-------- Data excerpts

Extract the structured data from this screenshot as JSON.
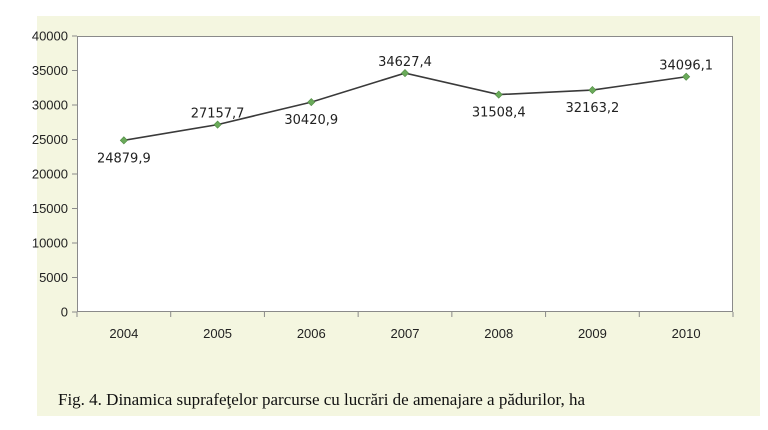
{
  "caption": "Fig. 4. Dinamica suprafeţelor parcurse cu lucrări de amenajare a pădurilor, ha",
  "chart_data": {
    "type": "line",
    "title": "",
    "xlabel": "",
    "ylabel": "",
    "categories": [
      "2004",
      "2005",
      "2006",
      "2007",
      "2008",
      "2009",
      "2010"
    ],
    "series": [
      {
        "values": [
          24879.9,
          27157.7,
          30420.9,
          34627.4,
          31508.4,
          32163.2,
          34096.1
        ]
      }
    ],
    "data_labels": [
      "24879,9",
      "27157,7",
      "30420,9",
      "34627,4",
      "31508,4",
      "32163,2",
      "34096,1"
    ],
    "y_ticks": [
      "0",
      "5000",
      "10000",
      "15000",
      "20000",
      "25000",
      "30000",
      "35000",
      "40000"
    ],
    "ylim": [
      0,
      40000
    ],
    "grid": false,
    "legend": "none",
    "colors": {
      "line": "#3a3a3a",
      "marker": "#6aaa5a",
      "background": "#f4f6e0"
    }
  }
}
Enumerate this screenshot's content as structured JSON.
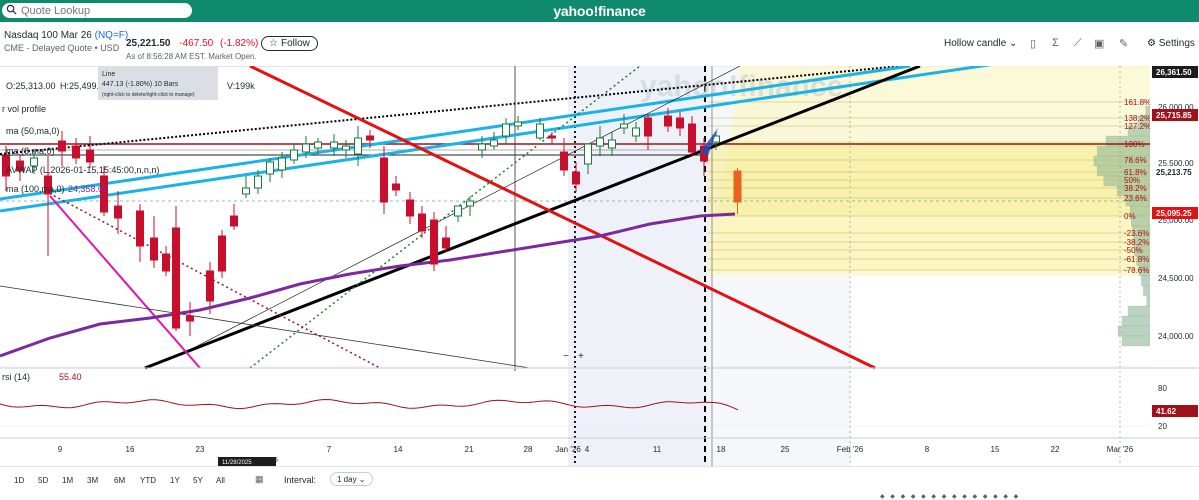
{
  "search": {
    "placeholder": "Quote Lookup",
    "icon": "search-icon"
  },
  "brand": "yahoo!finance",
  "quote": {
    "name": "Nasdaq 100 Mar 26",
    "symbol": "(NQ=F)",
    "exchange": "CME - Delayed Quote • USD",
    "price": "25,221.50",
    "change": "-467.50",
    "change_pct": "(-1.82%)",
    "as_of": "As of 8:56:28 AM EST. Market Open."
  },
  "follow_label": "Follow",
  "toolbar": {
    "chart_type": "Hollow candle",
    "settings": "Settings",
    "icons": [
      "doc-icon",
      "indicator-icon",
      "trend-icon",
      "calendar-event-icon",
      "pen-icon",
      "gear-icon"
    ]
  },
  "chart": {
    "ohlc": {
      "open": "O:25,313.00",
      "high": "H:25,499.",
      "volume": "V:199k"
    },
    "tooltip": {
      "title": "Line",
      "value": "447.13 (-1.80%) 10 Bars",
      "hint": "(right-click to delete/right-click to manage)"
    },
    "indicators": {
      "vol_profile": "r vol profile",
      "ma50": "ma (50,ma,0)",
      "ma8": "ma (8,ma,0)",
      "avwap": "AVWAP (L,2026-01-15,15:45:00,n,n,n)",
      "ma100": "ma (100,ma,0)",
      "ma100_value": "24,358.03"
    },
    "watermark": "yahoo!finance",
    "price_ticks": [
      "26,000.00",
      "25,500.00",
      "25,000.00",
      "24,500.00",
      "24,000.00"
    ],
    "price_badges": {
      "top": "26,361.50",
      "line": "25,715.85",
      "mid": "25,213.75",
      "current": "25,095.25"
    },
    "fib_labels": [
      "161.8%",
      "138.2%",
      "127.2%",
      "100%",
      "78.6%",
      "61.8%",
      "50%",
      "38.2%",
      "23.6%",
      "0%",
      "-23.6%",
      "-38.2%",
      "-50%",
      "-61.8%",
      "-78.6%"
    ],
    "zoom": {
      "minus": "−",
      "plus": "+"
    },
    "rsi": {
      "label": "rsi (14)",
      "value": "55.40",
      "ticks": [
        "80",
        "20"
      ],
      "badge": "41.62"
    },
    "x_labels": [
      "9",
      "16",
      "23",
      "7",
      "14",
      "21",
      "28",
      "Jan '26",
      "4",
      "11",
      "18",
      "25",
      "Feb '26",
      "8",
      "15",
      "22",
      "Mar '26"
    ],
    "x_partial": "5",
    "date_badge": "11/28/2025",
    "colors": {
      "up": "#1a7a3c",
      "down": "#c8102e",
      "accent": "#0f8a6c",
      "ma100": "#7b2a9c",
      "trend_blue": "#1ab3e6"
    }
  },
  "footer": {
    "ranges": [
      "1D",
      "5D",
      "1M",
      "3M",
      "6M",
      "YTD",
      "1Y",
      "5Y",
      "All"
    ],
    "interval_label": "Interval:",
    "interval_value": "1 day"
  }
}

----------------

(Problem statement):
Please set down each line of the data above exactly as written, without the pictures.

(Problem solution):
Extract the structured data from this screenshot as JSON.
{
  "caption": "Fig. 4. Dinamica suprafeţelor parcurse cu lucrări de amenajare a pădurilor, ha",
  "chart_data": {
    "type": "line",
    "title": "",
    "xlabel": "",
    "ylabel": "",
    "categories": [
      "2004",
      "2005",
      "2006",
      "2007",
      "2008",
      "2009",
      "2010"
    ],
    "series": [
      {
        "values": [
          24879.9,
          27157.7,
          30420.9,
          34627.4,
          31508.4,
          32163.2,
          34096.1
        ]
      }
    ],
    "data_labels": [
      "24879,9",
      "27157,7",
      "30420,9",
      "34627,4",
      "31508,4",
      "32163,2",
      "34096,1"
    ],
    "y_ticks": [
      "0",
      "5000",
      "10000",
      "15000",
      "20000",
      "25000",
      "30000",
      "35000",
      "40000"
    ],
    "ylim": [
      0,
      40000
    ],
    "grid": false,
    "legend": "none",
    "colors": {
      "line": "#3a3a3a",
      "marker": "#6aaa5a",
      "background": "#f4f6e0"
    }
  }
}
Enumerate this screenshot's content as structured JSON.
{
  "search": {
    "placeholder": "Quote Lookup",
    "icon": "search-icon"
  },
  "brand": "yahoo!finance",
  "quote": {
    "name": "Nasdaq 100 Mar 26",
    "symbol": "(NQ=F)",
    "exchange": "CME - Delayed Quote • USD",
    "price": "25,221.50",
    "change": "-467.50",
    "change_pct": "(-1.82%)",
    "as_of": "As of 8:56:28 AM EST. Market Open."
  },
  "follow_label": "Follow",
  "toolbar": {
    "chart_type": "Hollow candle",
    "settings": "Settings",
    "icons": [
      "doc-icon",
      "indicator-icon",
      "trend-icon",
      "calendar-event-icon",
      "pen-icon",
      "gear-icon"
    ]
  },
  "chart": {
    "ohlc": {
      "open": "O:25,313.00",
      "high": "H:25,499.",
      "volume": "V:199k"
    },
    "tooltip": {
      "title": "Line",
      "value": "447.13 (-1.80%) 10 Bars",
      "hint": "(right-click to delete/right-click to manage)"
    },
    "indicators": {
      "vol_profile": "r vol profile",
      "ma50": "ma (50,ma,0)",
      "ma8": "ma (8,ma,0)",
      "avwap": "AVWAP (L,2026-01-15,15:45:00,n,n,n)",
      "ma100": "ma (100,ma,0)",
      "ma100_value": "24,358.03"
    },
    "watermark": "yahoo!finance",
    "price_ticks": [
      "26,000.00",
      "25,500.00",
      "25,000.00",
      "24,500.00",
      "24,000.00"
    ],
    "price_badges": {
      "top": "26,361.50",
      "line": "25,715.85",
      "mid": "25,213.75",
      "current": "25,095.25"
    },
    "fib_labels": [
      "161.8%",
      "138.2%",
      "127.2%",
      "100%",
      "78.6%",
      "61.8%",
      "50%",
      "38.2%",
      "23.6%",
      "0%",
      "-23.6%",
      "-38.2%",
      "-50%",
      "-61.8%",
      "-78.6%"
    ],
    "zoom": {
      "minus": "−",
      "plus": "+"
    },
    "rsi": {
      "label": "rsi (14)",
      "value": "55.40",
      "ticks": [
        "80",
        "20"
      ],
      "badge": "41.62"
    },
    "x_labels": [
      "9",
      "16",
      "23",
      "7",
      "14",
      "21",
      "28",
      "Jan '26",
      "4",
      "11",
      "18",
      "25",
      "Feb '26",
      "8",
      "15",
      "22",
      "Mar '26"
    ],
    "x_partial": "5",
    "date_badge": "11/28/2025",
    "colors": {
      "up": "#1a7a3c",
      "down": "#c8102e",
      "accent": "#0f8a6c",
      "ma100": "#7b2a9c",
      "trend_blue": "#1ab3e6"
    }
  },
  "footer": {
    "ranges": [
      "1D",
      "5D",
      "1M",
      "3M",
      "6M",
      "YTD",
      "1Y",
      "5Y",
      "All"
    ],
    "interval_label": "Interval:",
    "interval_value": "1 day"
  }
}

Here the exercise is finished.